__What the task asks__. What number of lines contain the word "camera"? Reply with the number and nothing else.

__Record extracts__.
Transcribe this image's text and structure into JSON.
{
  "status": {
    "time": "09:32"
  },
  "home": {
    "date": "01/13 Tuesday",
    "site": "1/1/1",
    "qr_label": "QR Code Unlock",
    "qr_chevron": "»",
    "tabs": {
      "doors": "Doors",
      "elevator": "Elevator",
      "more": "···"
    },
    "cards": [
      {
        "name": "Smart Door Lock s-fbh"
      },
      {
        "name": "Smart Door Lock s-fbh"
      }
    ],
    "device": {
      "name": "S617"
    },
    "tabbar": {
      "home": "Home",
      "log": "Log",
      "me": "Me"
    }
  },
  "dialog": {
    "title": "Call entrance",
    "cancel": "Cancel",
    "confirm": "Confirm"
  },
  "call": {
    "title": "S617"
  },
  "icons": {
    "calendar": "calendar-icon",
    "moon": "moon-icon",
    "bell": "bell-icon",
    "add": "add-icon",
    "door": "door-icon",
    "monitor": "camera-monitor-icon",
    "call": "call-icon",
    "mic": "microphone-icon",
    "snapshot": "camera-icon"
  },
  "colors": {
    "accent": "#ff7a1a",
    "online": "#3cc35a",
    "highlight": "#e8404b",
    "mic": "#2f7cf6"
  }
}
* * *
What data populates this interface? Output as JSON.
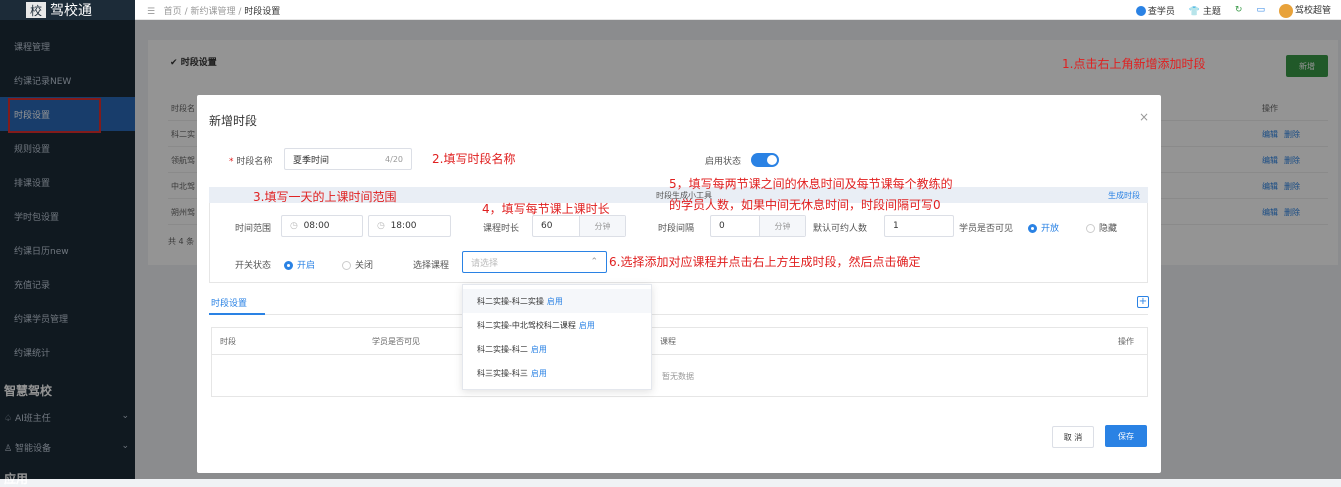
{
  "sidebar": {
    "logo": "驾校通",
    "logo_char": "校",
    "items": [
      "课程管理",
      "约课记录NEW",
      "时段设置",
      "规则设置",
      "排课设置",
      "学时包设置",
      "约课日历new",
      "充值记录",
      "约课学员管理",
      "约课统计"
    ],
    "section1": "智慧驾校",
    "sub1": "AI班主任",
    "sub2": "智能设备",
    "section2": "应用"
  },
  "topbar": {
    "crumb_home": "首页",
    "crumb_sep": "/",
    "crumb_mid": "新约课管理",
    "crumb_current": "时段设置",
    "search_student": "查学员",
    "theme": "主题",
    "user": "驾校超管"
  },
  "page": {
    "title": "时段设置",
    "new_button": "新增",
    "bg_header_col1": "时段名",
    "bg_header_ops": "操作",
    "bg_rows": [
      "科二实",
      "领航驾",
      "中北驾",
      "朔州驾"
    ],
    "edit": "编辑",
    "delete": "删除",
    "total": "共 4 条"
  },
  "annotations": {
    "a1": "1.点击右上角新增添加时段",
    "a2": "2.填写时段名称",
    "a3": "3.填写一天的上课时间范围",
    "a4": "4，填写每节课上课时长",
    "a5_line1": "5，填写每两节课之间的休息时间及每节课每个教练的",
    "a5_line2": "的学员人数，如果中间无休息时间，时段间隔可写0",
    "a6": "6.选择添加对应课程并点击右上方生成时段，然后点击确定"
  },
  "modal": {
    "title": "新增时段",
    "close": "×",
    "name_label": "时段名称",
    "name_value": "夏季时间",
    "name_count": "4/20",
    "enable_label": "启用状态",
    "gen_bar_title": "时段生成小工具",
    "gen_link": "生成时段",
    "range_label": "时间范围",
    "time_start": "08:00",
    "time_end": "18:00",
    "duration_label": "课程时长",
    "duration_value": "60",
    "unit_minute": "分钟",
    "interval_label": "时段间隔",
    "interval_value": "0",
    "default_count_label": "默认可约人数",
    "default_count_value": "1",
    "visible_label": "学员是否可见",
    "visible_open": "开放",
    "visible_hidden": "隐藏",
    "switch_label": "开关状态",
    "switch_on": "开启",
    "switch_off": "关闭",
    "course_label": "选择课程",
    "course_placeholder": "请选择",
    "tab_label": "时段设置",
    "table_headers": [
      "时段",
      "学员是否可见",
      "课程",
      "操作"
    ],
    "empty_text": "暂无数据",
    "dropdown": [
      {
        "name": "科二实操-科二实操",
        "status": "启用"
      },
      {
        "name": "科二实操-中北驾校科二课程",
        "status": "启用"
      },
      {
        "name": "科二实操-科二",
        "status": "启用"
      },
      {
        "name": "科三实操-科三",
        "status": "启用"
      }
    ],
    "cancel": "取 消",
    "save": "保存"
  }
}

__Completed exercise__. 2